What this task involves: Can you transcribe the data exactly? Leave the pictures out.
— BEGIN Records shown —
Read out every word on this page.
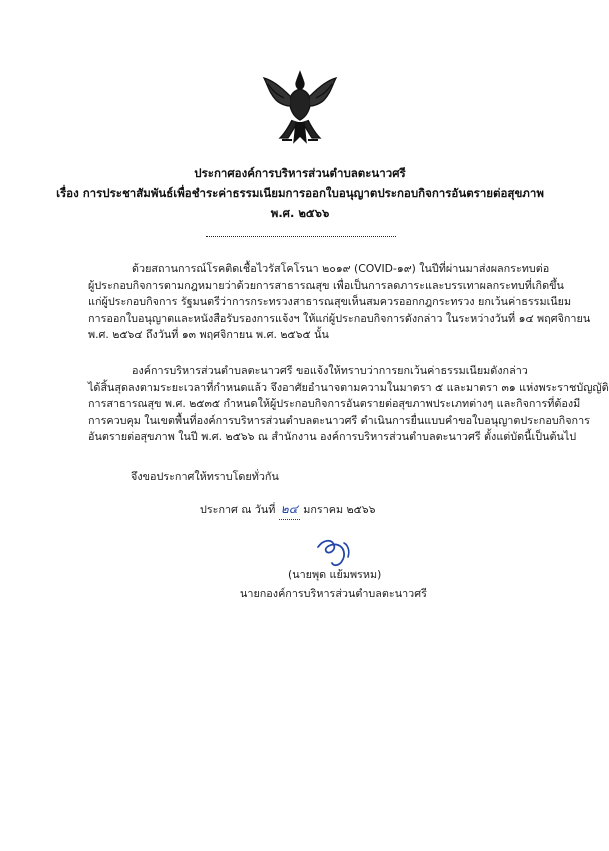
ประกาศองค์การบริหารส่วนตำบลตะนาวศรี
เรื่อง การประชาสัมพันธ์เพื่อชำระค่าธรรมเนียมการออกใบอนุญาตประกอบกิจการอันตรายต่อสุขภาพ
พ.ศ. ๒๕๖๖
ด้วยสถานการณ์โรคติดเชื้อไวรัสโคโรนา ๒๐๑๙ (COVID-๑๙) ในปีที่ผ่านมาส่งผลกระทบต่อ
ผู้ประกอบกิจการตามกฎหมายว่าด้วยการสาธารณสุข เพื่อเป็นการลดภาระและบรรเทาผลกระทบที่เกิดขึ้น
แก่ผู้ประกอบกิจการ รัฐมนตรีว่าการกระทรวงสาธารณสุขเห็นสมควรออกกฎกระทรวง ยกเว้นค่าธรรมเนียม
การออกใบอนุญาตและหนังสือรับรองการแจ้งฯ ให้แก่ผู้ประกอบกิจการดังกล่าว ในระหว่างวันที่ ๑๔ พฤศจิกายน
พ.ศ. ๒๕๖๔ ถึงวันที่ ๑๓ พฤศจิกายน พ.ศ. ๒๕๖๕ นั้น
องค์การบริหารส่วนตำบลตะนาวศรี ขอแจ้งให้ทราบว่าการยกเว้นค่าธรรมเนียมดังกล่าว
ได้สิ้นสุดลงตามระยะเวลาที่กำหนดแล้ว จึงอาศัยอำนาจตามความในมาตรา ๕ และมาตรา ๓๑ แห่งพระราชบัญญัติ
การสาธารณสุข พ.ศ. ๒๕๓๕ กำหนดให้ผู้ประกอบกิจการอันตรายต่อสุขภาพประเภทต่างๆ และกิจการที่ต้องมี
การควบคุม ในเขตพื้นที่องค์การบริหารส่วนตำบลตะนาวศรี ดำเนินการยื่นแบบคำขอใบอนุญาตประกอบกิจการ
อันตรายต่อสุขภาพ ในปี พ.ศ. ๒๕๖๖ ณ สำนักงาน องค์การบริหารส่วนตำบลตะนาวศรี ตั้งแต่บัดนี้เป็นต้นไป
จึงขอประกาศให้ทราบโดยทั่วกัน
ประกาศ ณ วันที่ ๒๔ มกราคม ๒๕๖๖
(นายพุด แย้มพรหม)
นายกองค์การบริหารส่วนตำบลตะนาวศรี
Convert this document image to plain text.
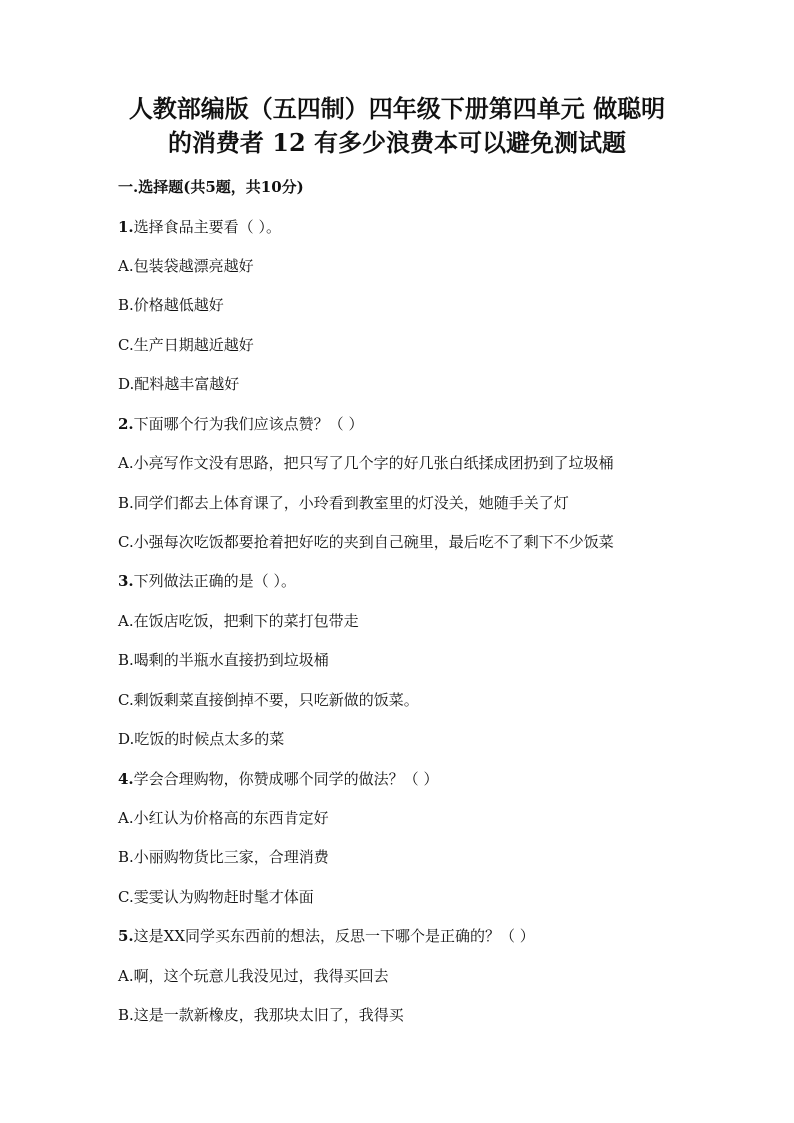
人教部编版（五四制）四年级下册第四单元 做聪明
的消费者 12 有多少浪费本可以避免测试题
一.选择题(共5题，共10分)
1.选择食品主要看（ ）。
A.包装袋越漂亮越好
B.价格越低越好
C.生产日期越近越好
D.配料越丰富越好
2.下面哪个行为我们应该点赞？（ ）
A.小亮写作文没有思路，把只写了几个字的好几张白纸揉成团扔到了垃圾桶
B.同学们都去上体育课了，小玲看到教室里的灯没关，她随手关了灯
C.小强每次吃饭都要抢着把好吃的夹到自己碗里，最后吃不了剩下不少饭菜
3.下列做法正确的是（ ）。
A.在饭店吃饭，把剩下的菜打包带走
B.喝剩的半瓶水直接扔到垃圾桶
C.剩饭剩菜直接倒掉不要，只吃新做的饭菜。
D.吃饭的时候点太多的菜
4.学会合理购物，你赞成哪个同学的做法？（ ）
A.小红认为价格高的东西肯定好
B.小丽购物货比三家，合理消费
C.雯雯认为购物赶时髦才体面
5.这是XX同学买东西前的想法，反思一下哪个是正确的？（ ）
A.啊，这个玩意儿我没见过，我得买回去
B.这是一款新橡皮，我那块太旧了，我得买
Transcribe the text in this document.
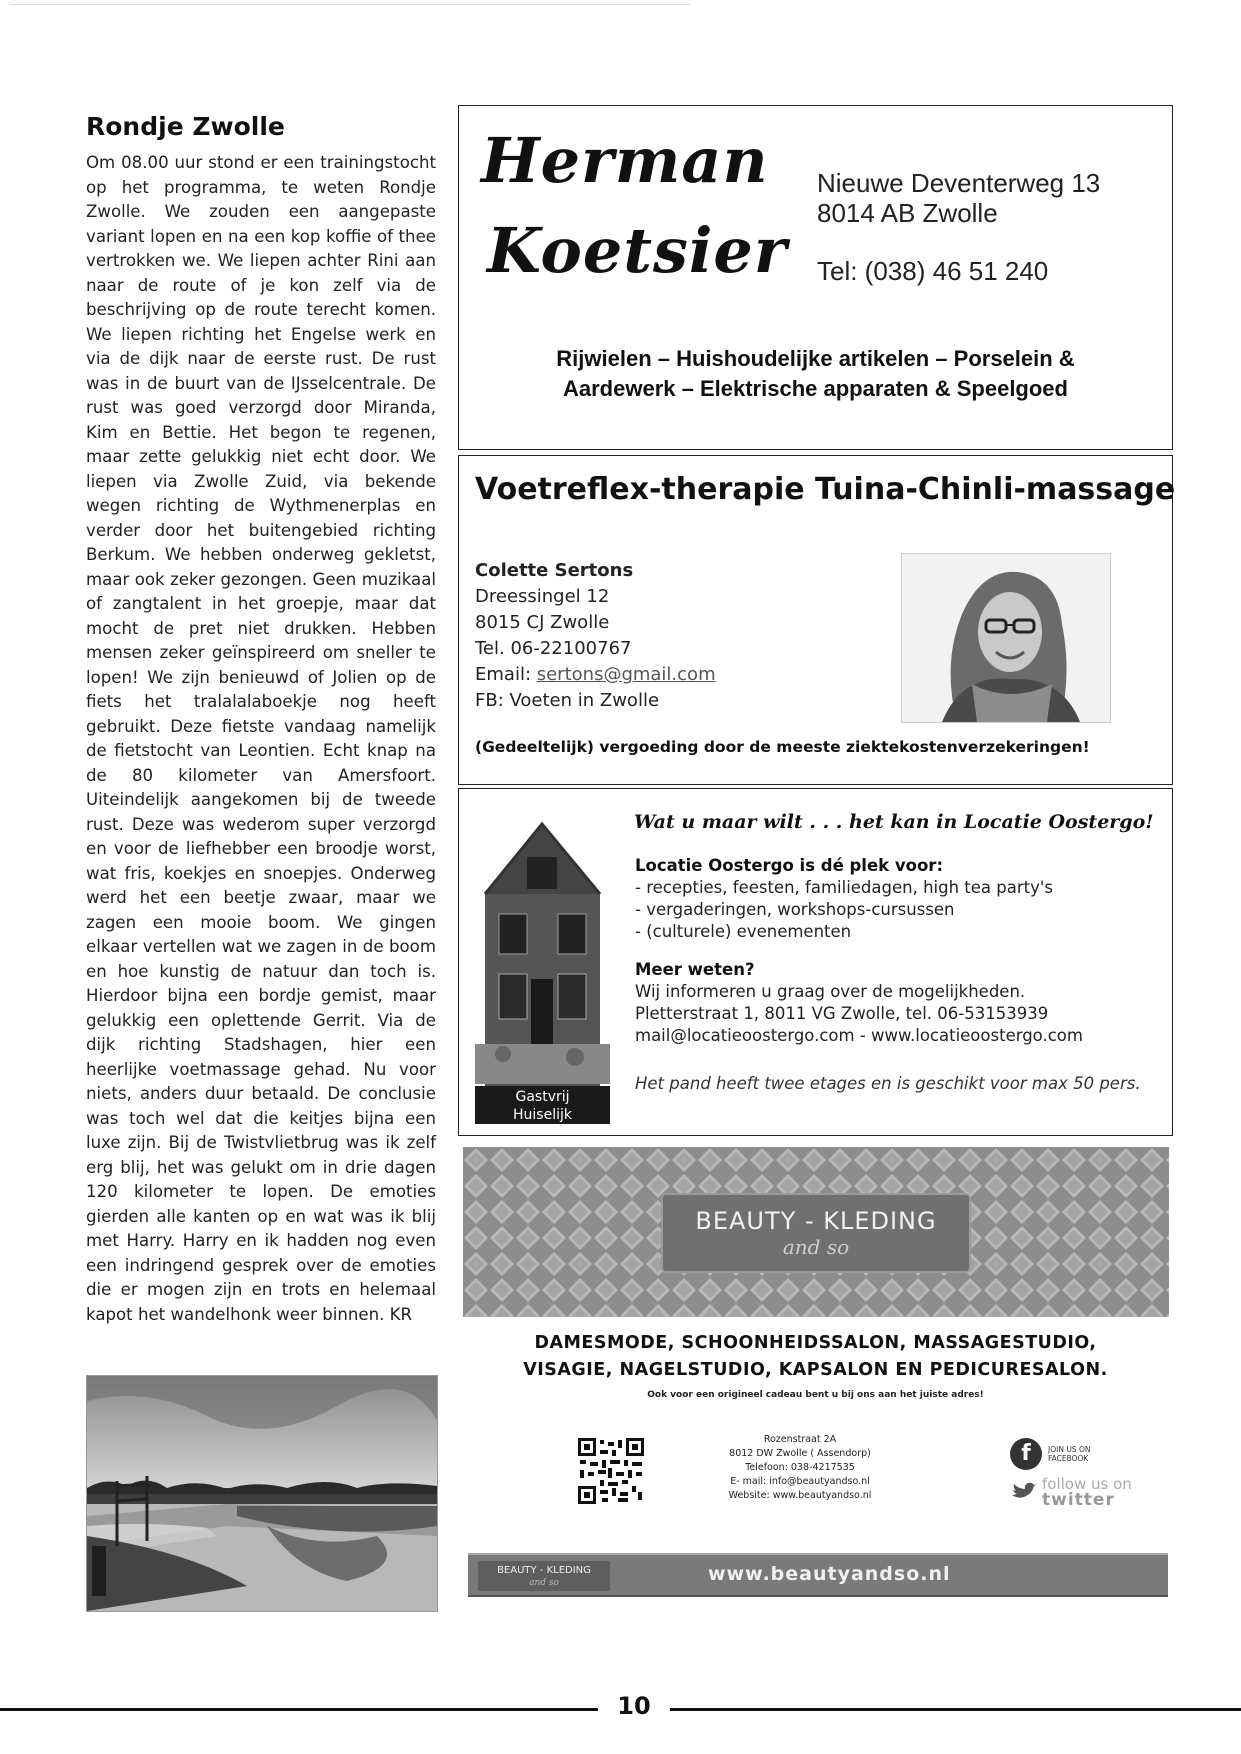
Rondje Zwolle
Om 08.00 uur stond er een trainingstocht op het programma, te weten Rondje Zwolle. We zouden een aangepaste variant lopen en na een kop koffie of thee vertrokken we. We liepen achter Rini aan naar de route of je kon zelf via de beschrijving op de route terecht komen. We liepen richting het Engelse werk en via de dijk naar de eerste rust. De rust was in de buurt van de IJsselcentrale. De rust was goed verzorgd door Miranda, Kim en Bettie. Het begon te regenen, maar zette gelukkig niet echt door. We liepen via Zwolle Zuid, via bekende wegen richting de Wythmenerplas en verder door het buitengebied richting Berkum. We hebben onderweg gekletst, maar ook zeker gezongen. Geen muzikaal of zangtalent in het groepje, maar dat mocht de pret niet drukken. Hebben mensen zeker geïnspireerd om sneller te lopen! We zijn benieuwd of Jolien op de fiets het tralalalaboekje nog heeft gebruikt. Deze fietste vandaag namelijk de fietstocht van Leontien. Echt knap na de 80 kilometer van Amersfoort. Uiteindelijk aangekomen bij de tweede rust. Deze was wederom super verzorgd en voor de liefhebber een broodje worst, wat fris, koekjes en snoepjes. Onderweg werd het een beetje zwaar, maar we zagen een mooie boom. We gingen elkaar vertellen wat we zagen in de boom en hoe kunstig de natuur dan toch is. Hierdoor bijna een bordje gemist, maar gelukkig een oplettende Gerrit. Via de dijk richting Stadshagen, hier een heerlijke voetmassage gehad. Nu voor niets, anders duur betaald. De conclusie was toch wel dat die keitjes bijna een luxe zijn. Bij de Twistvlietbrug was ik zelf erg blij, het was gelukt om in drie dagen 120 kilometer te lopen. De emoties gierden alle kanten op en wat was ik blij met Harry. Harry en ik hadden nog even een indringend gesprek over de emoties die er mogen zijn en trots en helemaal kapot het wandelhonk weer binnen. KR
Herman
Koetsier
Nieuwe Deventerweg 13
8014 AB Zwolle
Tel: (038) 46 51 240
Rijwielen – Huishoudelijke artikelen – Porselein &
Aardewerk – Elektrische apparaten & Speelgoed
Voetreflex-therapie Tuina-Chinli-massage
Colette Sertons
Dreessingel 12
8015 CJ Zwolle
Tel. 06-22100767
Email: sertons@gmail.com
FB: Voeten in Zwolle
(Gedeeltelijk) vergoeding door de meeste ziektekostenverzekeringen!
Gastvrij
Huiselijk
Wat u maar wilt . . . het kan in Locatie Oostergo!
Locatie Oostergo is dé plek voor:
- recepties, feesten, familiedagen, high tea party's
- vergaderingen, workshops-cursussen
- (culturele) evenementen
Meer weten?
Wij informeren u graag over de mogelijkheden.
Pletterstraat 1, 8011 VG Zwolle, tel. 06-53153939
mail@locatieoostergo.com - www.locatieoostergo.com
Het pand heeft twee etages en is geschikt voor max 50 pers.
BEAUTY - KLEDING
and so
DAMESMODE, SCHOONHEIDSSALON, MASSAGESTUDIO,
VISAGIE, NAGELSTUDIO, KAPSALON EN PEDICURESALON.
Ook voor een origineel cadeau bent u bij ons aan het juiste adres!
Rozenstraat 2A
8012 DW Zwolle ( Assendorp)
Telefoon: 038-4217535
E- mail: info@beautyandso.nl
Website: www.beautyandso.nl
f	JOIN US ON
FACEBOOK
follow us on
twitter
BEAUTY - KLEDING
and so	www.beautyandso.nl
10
— END Records shown —
Final result:
Read out every word on this page.
ประกาศองค์การบริหารส่วนตำบลตะนาวศรี
เรื่อง การประชาสัมพันธ์เพื่อชำระค่าธรรมเนียมการออกใบอนุญาตประกอบกิจการอันตรายต่อสุขภาพ
พ.ศ. ๒๕๖๖
ด้วยสถานการณ์โรคติดเชื้อไวรัสโคโรนา ๒๐๑๙ (COVID-๑๙) ในปีที่ผ่านมาส่งผลกระทบต่อ
ผู้ประกอบกิจการตามกฎหมายว่าด้วยการสาธารณสุข เพื่อเป็นการลดภาระและบรรเทาผลกระทบที่เกิดขึ้น
แก่ผู้ประกอบกิจการ รัฐมนตรีว่าการกระทรวงสาธารณสุขเห็นสมควรออกกฎกระทรวง ยกเว้นค่าธรรมเนียม
การออกใบอนุญาตและหนังสือรับรองการแจ้งฯ ให้แก่ผู้ประกอบกิจการดังกล่าว ในระหว่างวันที่ ๑๔ พฤศจิกายน
พ.ศ. ๒๕๖๔ ถึงวันที่ ๑๓ พฤศจิกายน พ.ศ. ๒๕๖๕ นั้น
องค์การบริหารส่วนตำบลตะนาวศรี ขอแจ้งให้ทราบว่าการยกเว้นค่าธรรมเนียมดังกล่าว
ได้สิ้นสุดลงตามระยะเวลาที่กำหนดแล้ว จึงอาศัยอำนาจตามความในมาตรา ๕ และมาตรา ๓๑ แห่งพระราชบัญญัติ
การสาธารณสุข พ.ศ. ๒๕๓๕ กำหนดให้ผู้ประกอบกิจการอันตรายต่อสุขภาพประเภทต่างๆ และกิจการที่ต้องมี
การควบคุม ในเขตพื้นที่องค์การบริหารส่วนตำบลตะนาวศรี ดำเนินการยื่นแบบคำขอใบอนุญาตประกอบกิจการ
อันตรายต่อสุขภาพ ในปี พ.ศ. ๒๕๖๖ ณ สำนักงาน องค์การบริหารส่วนตำบลตะนาวศรี ตั้งแต่บัดนี้เป็นต้นไป
จึงขอประกาศให้ทราบโดยทั่วกัน
ประกาศ ณ วันที่ ๒๔ มกราคม ๒๕๖๖
(นายพุด แย้มพรหม)
นายกองค์การบริหารส่วนตำบลตะนาวศรี
Convert this document image to plain text.
人教部编版（五四制）四年级下册第四单元 做聪明
的消费者 12 有多少浪费本可以避免测试题
一.选择题(共5题，共10分)
1.选择食品主要看（ ）。
A.包装袋越漂亮越好
B.价格越低越好
C.生产日期越近越好
D.配料越丰富越好
2.下面哪个行为我们应该点赞？（ ）
A.小亮写作文没有思路，把只写了几个字的好几张白纸揉成团扔到了垃圾桶
B.同学们都去上体育课了，小玲看到教室里的灯没关，她随手关了灯
C.小强每次吃饭都要抢着把好吃的夹到自己碗里，最后吃不了剩下不少饭菜
3.下列做法正确的是（ ）。
A.在饭店吃饭，把剩下的菜打包带走
B.喝剩的半瓶水直接扔到垃圾桶
C.剩饭剩菜直接倒掉不要，只吃新做的饭菜。
D.吃饭的时候点太多的菜
4.学会合理购物，你赞成哪个同学的做法？（ ）
A.小红认为价格高的东西肯定好
B.小丽购物货比三家，合理消费
C.雯雯认为购物赶时髦才体面
5.这是XX同学买东西前的想法，反思一下哪个是正确的？（ ）
A.啊，这个玩意儿我没见过，我得买回去
B.这是一款新橡皮，我那块太旧了，我得买
Transcribe the text in this document.
Rondje Zwolle
Om 08.00 uur stond er een trainingstocht op het programma, te weten Rondje Zwolle. We zouden een aangepaste variant lopen en na een kop koffie of thee vertrokken we. We liepen achter Rini aan naar de route of je kon zelf via de beschrijving op de route terecht komen. We liepen richting het Engelse werk en via de dijk naar de eerste rust. De rust was in de buurt van de IJsselcentrale. De rust was goed verzorgd door Miranda, Kim en Bettie. Het begon te regenen, maar zette gelukkig niet echt door. We liepen via Zwolle Zuid, via bekende wegen richting de Wythmenerplas en verder door het buitengebied richting Berkum. We hebben onderweg gekletst, maar ook zeker gezongen. Geen muzikaal of zangtalent in het groepje, maar dat mocht de pret niet drukken. Hebben mensen zeker geïnspireerd om sneller te lopen! We zijn benieuwd of Jolien op de fiets het tralalalaboekje nog heeft gebruikt. Deze fietste vandaag namelijk de fietstocht van Leontien. Echt knap na de 80 kilometer van Amersfoort. Uiteindelijk aangekomen bij de tweede rust. Deze was wederom super verzorgd en voor de liefhebber een broodje worst, wat fris, koekjes en snoepjes. Onderweg werd het een beetje zwaar, maar we zagen een mooie boom. We gingen elkaar vertellen wat we zagen in de boom en hoe kunstig de natuur dan toch is. Hierdoor bijna een bordje gemist, maar gelukkig een oplettende Gerrit. Via de dijk richting Stadshagen, hier een heerlijke voetmassage gehad. Nu voor niets, anders duur betaald. De conclusie was toch wel dat die keitjes bijna een luxe zijn. Bij de Twistvlietbrug was ik zelf erg blij, het was gelukt om in drie dagen 120 kilometer te lopen. De emoties gierden alle kanten op en wat was ik blij met Harry. Harry en ik hadden nog even een indringend gesprek over de emoties die er mogen zijn en trots en helemaal kapot het wandelhonk weer binnen. KR
Herman
Koetsier
Nieuwe Deventerweg 13
8014 AB Zwolle
Tel: (038) 46 51 240
Rijwielen – Huishoudelijke artikelen – Porselein &
Aardewerk – Elektrische apparaten & Speelgoed
Voetreflex-therapie Tuina-Chinli-massage
Colette Sertons
Dreessingel 12
8015 CJ Zwolle
Tel. 06-22100767
Email: sertons@gmail.com
FB: Voeten in Zwolle
(Gedeeltelijk) vergoeding door de meeste ziektekostenverzekeringen!
Gastvrij
Huiselijk
Wat u maar wilt . . . het kan in Locatie Oostergo!
Locatie Oostergo is dé plek voor:
- recepties, feesten, familiedagen, high tea party's
- vergaderingen, workshops-cursussen
- (culturele) evenementen
Meer weten?
Wij informeren u graag over de mogelijkheden.
Pletterstraat 1, 8011 VG Zwolle, tel. 06-53153939
mail@locatieoostergo.com - www.locatieoostergo.com
Het pand heeft twee etages en is geschikt voor max 50 pers.
BEAUTY - KLEDING
and so
DAMESMODE, SCHOONHEIDSSALON, MASSAGESTUDIO,
VISAGIE, NAGELSTUDIO, KAPSALON EN PEDICURESALON.
Ook voor een origineel cadeau bent u bij ons aan het juiste adres!
Rozenstraat 2A
8012 DW Zwolle ( Assendorp)
Telefoon: 038-4217535
E- mail: info@beautyandso.nl
Website: www.beautyandso.nl
f	JOIN US ON
FACEBOOK
follow us on
twitter
BEAUTY - KLEDING
and so	www.beautyandso.nl
10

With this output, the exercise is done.